■ Job
Locate the lines of the listing below that hold "this", then copy each of them.

■ Record extracts
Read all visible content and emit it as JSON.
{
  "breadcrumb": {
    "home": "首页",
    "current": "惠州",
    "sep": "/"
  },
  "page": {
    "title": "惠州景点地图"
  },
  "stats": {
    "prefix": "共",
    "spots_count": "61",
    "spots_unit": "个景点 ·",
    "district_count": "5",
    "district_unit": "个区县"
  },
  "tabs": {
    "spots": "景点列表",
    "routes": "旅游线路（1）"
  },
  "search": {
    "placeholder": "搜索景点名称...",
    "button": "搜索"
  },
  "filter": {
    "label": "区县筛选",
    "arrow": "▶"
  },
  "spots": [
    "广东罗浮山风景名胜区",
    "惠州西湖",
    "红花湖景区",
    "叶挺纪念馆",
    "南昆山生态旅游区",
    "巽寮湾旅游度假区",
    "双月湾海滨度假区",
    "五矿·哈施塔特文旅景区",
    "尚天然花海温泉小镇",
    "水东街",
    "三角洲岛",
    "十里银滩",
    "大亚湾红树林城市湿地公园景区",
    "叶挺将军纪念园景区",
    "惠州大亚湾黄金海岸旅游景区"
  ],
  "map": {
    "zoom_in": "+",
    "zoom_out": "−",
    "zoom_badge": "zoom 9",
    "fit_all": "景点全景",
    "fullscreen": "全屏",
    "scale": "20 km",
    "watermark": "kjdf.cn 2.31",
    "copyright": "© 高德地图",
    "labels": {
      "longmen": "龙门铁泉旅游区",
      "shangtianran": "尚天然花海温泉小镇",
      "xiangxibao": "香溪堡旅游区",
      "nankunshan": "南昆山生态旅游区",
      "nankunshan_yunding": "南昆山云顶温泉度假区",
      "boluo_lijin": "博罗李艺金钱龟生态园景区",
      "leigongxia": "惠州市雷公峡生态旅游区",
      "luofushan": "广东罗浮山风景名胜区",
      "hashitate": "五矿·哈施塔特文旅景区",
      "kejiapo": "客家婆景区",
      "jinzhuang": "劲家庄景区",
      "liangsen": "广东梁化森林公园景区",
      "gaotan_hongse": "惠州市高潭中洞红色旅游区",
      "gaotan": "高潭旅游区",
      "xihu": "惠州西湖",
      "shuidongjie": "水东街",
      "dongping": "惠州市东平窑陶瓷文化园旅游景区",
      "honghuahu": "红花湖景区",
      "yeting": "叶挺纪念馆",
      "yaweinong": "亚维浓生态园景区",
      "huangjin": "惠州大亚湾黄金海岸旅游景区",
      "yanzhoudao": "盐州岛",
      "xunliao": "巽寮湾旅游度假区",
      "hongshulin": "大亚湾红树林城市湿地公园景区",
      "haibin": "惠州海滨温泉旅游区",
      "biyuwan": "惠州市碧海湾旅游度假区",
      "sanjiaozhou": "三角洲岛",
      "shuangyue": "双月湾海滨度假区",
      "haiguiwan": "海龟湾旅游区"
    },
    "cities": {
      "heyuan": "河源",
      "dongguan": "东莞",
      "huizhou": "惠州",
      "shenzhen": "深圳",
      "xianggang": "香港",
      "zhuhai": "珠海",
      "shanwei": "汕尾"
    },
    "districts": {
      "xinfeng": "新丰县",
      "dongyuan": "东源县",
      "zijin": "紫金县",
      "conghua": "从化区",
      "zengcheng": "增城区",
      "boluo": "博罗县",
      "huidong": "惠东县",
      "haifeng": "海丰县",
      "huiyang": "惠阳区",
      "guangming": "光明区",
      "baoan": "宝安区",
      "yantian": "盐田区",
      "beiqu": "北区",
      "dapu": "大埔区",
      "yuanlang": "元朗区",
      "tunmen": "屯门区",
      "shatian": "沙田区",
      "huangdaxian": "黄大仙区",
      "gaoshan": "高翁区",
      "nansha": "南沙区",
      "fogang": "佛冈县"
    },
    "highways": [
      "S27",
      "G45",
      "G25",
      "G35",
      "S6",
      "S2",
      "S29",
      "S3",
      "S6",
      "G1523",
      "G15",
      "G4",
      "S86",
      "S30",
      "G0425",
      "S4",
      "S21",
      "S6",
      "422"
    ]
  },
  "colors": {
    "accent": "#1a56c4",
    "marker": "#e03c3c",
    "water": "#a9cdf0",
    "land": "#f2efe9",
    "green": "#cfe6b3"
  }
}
* * *
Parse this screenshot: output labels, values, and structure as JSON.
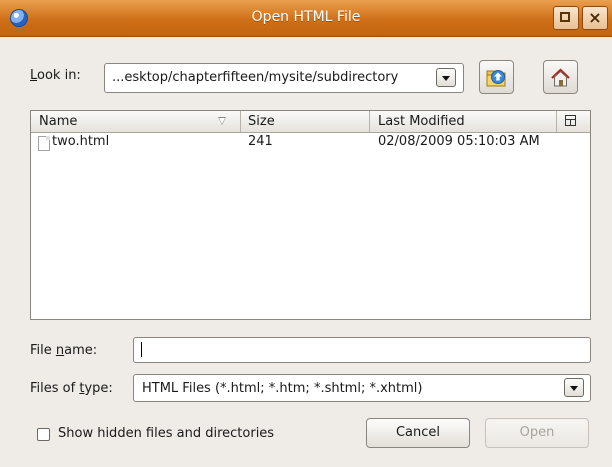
---
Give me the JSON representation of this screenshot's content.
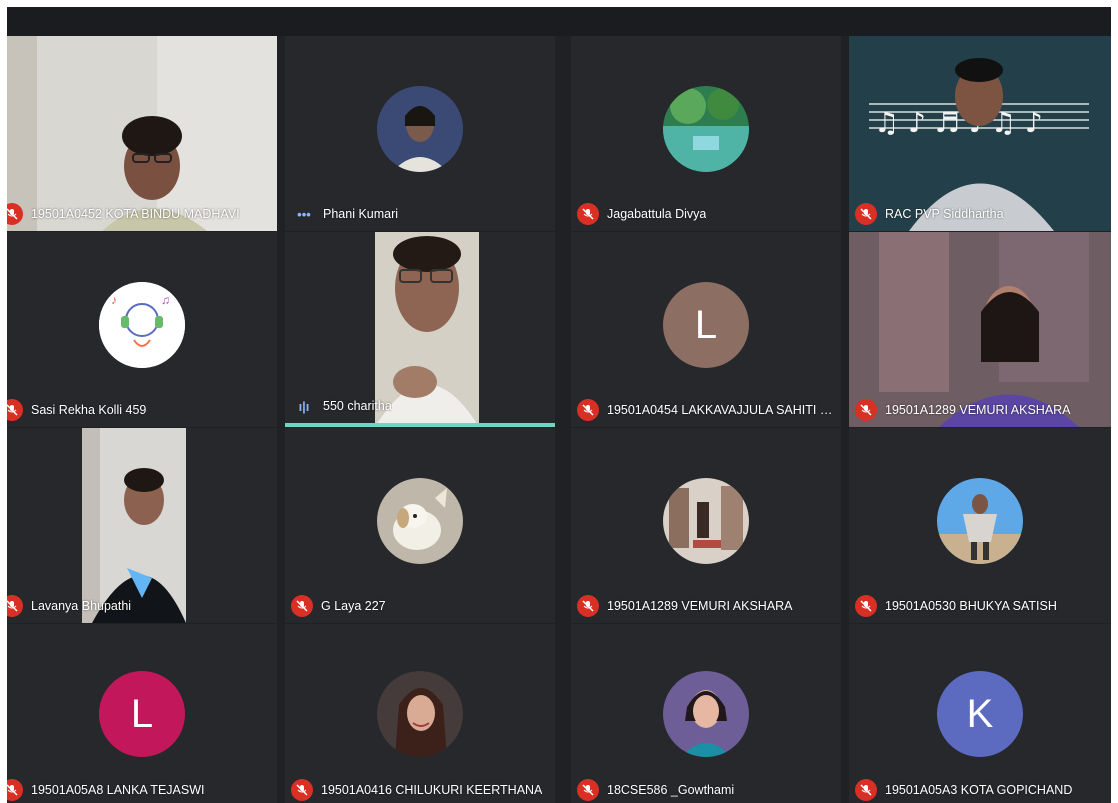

■ Solution to the exercise
Parse this screenshot: output labels, values, and structure as JSON.
Give me the JSON representation of this screenshot's content.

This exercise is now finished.